======== Exercise materials

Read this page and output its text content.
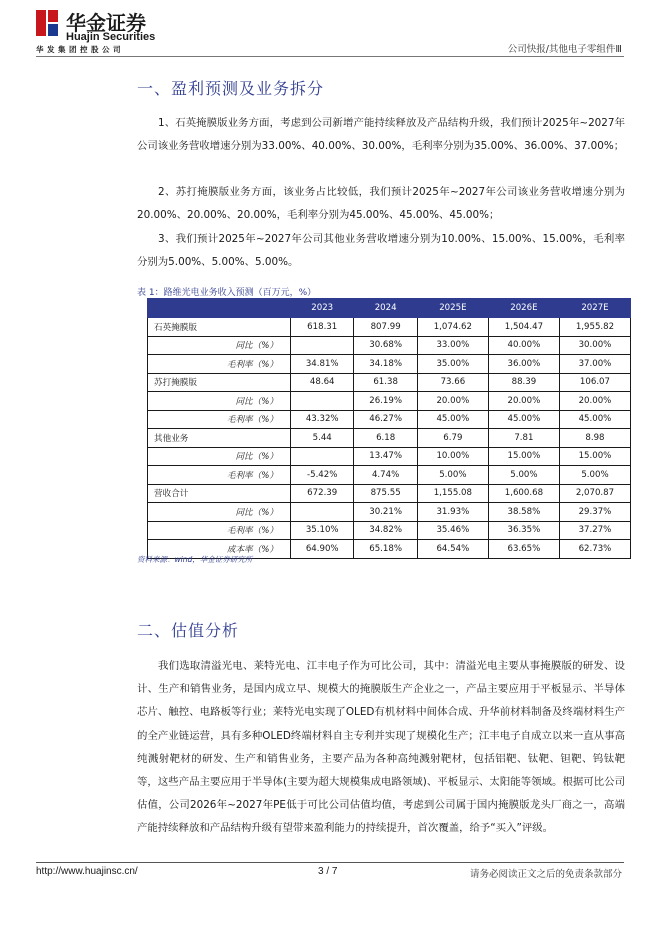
华金证券
Huajin Securities
华发集团控股公司	公司快报/其他电子零组件Ⅲ
一、盈利预测及业务拆分

1、石英掩膜版业务方面，考虑到公司新增产能持续释放及产品结构升级，我们预计2025年~2027年公司该业务营收增速分别为33.00%、40.00%、30.00%，毛利率分别为35.00%、36.00%、37.00%；

2、苏打掩膜版业务方面，该业务占比较低，我们预计2025年~2027年公司该业务营收增速分别为20.00%、20.00%、20.00%，毛利率分别为45.00%、45.00%、45.00%；

3、我们预计2025年~2027年公司其他业务营收增速分别为10.00%、15.00%、15.00%，毛利率分别为5.00%、5.00%、5.00%。

表 1：路维光电业务收入预测（百万元，%）
	2023	2024	2025E	2026E	2027E
石英掩膜版	618.31	807.99	1,074.62	1,504.47	1,955.82
同比（%）		30.68%	33.00%	40.00%	30.00%
毛利率（%）	34.81%	34.18%	35.00%	36.00%	37.00%
苏打掩膜版	48.64	61.38	73.66	88.39	106.07
同比（%）		26.19%	20.00%	20.00%	20.00%
毛利率（%）	43.32%	46.27%	45.00%	45.00%	45.00%
其他业务	5.44	6.18	6.79	7.81	8.98
同比（%）		13.47%	10.00%	15.00%	15.00%
毛利率（%）	-5.42%	4.74%	5.00%	5.00%	5.00%
营收合计	672.39	875.55	1,155.08	1,600.68	2,070.87
同比（%）		30.21%	31.93%	38.58%	29.37%
毛利率（%）	35.10%	34.82%	35.46%	36.35%	37.27%
成本率（%）	64.90%	65.18%	64.54%	63.65%	62.73%
资料来源：wind，华金证券研究所
二、估值分析

我们选取清溢光电、莱特光电、江丰电子作为可比公司，其中：清溢光电主要从事掩膜版的研发、设计、生产和销售业务，是国内成立早、规模大的掩膜版生产企业之一，产品主要应用于平板显示、半导体芯片、触控、电路板等行业；莱特光电实现了OLED有机材料中间体合成、升华前材料制备及终端材料生产的全产业链运营，具有多种OLED终端材料自主专利并实现了规模化生产；江丰电子自成立以来一直从事高纯溅射靶材的研发、生产和销售业务，主要产品为各种高纯溅射靶材，包括铝靶、钛靶、钽靶、钨钛靶等，这些产品主要应用于半导体(主要为超大规模集成电路领域)、平板显示、太阳能等领域。根据可比公司估值，公司2026年~2027年PE低于可比公司估值均值，考虑到公司属于国内掩膜版龙头厂商之一，高端产能持续释放和产品结构升级有望带来盈利能力的持续提升，首次覆盖，给予“买入”评级。

http://www.huajinsc.cn/	3 / 7	请务必阅读正文之后的免责条款部分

================

Set problem - Transcribe the listing in full. Omit the pictures and keep every line exact.

Solved exercise -
Read this page and output its text content.
华金证券
Huajin Securities
华发集团控股公司	公司快报/其他电子零组件Ⅲ
一、盈利预测及业务拆分

1、石英掩膜版业务方面，考虑到公司新增产能持续释放及产品结构升级，我们预计2025年~2027年公司该业务营收增速分别为33.00%、40.00%、30.00%，毛利率分别为35.00%、36.00%、37.00%；

2、苏打掩膜版业务方面，该业务占比较低，我们预计2025年~2027年公司该业务营收增速分别为20.00%、20.00%、20.00%，毛利率分别为45.00%、45.00%、45.00%；

3、我们预计2025年~2027年公司其他业务营收增速分别为10.00%、15.00%、15.00%，毛利率分别为5.00%、5.00%、5.00%。

表 1：路维光电业务收入预测（百万元，%）
	2023	2024	2025E	2026E	2027E
石英掩膜版	618.31	807.99	1,074.62	1,504.47	1,955.82
同比（%）		30.68%	33.00%	40.00%	30.00%
毛利率（%）	34.81%	34.18%	35.00%	36.00%	37.00%
苏打掩膜版	48.64	61.38	73.66	88.39	106.07
同比（%）		26.19%	20.00%	20.00%	20.00%
毛利率（%）	43.32%	46.27%	45.00%	45.00%	45.00%
其他业务	5.44	6.18	6.79	7.81	8.98
同比（%）		13.47%	10.00%	15.00%	15.00%
毛利率（%）	-5.42%	4.74%	5.00%	5.00%	5.00%
营收合计	672.39	875.55	1,155.08	1,600.68	2,070.87
同比（%）		30.21%	31.93%	38.58%	29.37%
毛利率（%）	35.10%	34.82%	35.46%	36.35%	37.27%
成本率（%）	64.90%	65.18%	64.54%	63.65%	62.73%
资料来源：wind，华金证券研究所
二、估值分析

我们选取清溢光电、莱特光电、江丰电子作为可比公司，其中：清溢光电主要从事掩膜版的研发、设计、生产和销售业务，是国内成立早、规模大的掩膜版生产企业之一，产品主要应用于平板显示、半导体芯片、触控、电路板等行业；莱特光电实现了OLED有机材料中间体合成、升华前材料制备及终端材料生产的全产业链运营，具有多种OLED终端材料自主专利并实现了规模化生产；江丰电子自成立以来一直从事高纯溅射靶材的研发、生产和销售业务，主要产品为各种高纯溅射靶材，包括铝靶、钛靶、钽靶、钨钛靶等，这些产品主要应用于半导体(主要为超大规模集成电路领域)、平板显示、太阳能等领域。根据可比公司估值，公司2026年~2027年PE低于可比公司估值均值，考虑到公司属于国内掩膜版龙头厂商之一，高端产能持续释放和产品结构升级有望带来盈利能力的持续提升，首次覆盖，给予“买入”评级。

http://www.huajinsc.cn/	3 / 7	请务必阅读正文之后的免责条款部分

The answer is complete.